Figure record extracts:
::::::

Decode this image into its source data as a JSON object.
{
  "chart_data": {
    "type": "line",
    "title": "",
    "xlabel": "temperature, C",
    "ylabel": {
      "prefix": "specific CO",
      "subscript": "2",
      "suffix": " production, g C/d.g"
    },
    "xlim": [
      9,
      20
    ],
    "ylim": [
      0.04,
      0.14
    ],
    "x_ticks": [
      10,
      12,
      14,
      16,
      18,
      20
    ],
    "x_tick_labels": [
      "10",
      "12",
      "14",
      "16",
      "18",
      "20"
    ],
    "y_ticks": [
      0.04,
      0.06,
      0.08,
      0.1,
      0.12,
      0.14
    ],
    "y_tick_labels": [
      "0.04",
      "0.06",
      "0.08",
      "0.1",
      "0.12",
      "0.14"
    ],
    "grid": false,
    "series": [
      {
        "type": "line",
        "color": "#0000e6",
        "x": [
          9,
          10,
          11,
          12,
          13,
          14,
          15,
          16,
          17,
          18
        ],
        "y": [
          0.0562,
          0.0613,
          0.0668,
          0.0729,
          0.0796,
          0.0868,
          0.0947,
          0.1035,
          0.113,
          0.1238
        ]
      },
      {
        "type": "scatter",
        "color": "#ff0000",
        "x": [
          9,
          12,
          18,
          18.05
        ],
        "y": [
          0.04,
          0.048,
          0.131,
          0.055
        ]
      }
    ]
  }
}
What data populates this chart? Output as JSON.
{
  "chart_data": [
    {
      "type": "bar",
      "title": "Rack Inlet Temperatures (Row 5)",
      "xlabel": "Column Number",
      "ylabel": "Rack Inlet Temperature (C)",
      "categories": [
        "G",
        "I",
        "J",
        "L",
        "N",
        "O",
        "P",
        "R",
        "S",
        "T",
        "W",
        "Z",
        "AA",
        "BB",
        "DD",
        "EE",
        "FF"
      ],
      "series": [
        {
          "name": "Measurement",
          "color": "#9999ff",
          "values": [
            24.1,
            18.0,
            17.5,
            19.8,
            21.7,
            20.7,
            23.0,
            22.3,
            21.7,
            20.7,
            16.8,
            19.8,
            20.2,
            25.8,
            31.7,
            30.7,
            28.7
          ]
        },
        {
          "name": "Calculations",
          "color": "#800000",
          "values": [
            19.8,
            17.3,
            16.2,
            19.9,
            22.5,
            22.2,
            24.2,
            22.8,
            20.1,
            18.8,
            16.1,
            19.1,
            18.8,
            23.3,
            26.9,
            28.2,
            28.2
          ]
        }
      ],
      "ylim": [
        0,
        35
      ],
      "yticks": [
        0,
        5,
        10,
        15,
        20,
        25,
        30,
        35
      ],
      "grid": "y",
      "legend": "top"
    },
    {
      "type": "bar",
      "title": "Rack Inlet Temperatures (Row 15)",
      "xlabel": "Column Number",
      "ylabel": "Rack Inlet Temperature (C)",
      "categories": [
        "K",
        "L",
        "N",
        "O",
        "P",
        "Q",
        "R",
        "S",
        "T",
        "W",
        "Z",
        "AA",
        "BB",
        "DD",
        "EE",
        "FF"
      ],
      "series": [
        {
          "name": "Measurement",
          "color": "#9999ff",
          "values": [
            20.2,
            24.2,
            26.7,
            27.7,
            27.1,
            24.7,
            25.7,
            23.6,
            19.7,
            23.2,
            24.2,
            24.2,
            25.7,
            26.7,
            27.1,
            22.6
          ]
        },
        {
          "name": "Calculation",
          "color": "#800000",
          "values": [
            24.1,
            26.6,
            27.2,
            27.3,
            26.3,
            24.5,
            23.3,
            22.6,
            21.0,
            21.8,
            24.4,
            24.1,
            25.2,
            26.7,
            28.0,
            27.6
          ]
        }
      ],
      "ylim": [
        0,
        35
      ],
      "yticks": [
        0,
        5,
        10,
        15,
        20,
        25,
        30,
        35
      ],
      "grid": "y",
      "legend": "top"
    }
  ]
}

::::::

What to do: Pick out the lines containing the string "this" and show them.

Answer to the problem:
Decode this image into its source data as a JSON object.
What data populates this chart? Output as JSON.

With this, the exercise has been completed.